## Directions
Pick out all lines with the word "Post" from the records that follow.

Rows from a figure dataset:
-=-=-
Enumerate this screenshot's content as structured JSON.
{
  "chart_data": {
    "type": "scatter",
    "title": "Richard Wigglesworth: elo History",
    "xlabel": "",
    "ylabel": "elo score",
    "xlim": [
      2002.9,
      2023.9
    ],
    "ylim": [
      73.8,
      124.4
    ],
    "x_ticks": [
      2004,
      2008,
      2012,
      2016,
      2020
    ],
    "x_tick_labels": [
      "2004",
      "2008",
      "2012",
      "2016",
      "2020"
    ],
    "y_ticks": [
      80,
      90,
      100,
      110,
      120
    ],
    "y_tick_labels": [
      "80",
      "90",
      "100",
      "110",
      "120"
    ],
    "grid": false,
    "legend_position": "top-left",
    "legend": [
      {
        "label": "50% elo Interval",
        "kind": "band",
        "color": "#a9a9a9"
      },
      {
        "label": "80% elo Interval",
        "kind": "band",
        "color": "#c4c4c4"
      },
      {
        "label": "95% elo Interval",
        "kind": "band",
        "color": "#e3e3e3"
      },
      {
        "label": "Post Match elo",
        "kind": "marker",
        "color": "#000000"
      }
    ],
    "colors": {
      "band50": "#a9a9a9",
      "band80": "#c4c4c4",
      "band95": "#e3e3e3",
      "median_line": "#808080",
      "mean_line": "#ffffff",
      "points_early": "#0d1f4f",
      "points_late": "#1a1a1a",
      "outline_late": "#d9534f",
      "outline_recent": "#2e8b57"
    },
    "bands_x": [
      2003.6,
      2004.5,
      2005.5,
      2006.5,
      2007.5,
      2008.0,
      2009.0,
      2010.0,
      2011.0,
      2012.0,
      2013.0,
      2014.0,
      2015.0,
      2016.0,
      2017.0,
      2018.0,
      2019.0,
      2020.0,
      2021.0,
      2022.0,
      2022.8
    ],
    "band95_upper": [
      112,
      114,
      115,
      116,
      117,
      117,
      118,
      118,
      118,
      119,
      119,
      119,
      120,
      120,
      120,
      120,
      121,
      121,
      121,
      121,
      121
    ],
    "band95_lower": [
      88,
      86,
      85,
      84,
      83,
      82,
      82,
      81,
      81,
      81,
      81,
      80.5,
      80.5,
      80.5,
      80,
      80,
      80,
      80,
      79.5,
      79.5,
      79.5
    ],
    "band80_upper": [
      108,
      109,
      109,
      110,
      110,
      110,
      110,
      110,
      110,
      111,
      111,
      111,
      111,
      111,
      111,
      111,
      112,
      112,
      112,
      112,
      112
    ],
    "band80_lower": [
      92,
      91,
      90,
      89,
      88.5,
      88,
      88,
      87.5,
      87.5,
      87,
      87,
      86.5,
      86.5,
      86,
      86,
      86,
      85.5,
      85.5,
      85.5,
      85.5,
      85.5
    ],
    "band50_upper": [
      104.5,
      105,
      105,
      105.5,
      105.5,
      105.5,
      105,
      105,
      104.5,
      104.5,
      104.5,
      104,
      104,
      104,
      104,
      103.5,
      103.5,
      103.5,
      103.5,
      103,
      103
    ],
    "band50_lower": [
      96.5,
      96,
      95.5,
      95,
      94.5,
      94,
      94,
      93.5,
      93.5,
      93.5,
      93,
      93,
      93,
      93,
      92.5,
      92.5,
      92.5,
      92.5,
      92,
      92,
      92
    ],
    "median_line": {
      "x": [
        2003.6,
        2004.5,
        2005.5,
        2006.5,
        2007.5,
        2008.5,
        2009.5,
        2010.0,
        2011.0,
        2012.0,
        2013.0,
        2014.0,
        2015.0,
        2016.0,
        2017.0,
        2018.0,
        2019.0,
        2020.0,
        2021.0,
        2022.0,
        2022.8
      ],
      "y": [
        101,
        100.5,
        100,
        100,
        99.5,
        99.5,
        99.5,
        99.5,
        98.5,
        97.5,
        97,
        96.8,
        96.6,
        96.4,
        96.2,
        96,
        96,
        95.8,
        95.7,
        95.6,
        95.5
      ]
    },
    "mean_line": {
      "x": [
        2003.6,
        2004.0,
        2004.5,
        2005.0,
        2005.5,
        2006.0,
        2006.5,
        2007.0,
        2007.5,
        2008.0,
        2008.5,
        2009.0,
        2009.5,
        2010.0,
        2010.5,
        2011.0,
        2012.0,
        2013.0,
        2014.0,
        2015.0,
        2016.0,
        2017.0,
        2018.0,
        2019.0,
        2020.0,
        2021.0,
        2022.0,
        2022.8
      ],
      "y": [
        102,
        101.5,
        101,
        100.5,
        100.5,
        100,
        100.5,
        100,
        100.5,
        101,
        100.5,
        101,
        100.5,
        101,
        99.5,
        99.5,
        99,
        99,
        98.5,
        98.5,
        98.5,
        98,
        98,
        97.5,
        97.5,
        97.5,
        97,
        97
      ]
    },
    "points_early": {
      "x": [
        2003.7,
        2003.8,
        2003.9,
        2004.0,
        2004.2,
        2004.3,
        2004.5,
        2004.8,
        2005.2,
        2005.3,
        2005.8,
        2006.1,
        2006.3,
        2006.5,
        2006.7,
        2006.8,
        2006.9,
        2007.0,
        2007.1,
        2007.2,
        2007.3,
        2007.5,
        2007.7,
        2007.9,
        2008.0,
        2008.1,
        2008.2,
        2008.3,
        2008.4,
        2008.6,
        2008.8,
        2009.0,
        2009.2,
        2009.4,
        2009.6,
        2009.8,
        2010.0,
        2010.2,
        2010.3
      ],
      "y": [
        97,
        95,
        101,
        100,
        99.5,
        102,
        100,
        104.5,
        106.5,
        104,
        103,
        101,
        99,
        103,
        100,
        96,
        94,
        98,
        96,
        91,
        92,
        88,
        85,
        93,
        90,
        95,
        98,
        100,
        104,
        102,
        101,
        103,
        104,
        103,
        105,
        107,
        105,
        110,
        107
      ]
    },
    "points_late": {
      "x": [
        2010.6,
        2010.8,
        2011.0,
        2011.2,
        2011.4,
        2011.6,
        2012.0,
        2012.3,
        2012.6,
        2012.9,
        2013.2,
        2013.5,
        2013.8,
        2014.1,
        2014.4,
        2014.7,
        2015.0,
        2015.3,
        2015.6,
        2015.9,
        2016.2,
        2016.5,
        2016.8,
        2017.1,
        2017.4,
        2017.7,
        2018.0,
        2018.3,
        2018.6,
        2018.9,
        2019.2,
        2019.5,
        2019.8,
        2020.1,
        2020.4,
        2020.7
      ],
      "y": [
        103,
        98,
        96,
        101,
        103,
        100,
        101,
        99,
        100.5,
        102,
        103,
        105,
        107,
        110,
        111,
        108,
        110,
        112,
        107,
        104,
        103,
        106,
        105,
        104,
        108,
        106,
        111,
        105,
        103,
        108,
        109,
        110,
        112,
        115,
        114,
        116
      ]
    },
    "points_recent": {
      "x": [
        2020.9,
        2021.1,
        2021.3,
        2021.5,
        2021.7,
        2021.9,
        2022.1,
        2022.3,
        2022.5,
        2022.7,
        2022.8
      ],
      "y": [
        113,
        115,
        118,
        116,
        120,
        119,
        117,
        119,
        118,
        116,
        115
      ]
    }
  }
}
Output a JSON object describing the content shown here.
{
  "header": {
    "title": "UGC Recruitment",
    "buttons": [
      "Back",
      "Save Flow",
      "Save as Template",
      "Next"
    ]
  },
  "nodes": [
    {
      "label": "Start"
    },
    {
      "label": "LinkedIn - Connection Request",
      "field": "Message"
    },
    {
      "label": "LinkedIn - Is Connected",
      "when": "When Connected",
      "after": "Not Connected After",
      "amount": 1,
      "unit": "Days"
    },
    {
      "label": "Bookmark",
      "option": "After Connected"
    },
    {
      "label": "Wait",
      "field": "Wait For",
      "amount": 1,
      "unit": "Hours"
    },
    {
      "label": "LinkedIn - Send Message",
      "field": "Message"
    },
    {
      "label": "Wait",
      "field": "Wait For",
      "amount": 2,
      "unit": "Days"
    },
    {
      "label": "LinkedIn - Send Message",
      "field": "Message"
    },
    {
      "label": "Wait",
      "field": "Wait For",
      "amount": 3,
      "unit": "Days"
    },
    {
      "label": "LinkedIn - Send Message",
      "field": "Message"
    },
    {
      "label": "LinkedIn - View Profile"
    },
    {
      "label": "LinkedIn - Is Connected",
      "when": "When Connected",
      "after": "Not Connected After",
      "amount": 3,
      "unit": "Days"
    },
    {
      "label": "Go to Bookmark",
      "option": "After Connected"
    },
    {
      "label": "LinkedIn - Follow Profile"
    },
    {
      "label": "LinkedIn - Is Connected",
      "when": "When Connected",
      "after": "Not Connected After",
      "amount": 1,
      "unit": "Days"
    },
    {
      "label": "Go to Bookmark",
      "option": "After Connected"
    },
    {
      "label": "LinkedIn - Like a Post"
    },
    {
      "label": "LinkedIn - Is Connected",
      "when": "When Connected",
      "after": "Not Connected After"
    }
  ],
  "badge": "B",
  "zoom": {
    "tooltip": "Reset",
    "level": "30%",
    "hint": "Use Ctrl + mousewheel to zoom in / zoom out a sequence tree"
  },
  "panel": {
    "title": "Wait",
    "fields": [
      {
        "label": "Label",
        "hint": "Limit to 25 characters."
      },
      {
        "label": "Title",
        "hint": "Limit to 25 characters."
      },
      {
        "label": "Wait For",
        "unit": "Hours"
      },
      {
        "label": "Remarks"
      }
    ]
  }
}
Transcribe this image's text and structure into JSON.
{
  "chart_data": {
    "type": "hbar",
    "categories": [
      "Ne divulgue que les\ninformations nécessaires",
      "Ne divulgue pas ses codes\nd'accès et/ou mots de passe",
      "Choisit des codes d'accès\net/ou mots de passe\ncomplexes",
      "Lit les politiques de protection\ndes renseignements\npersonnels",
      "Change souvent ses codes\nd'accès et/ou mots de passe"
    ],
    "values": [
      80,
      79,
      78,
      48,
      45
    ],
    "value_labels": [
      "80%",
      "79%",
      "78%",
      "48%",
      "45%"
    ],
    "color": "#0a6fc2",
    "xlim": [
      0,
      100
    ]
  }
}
-=-=-
## Answer below
        "label": "Post Match elo",
      "label": "LinkedIn - Like a Post"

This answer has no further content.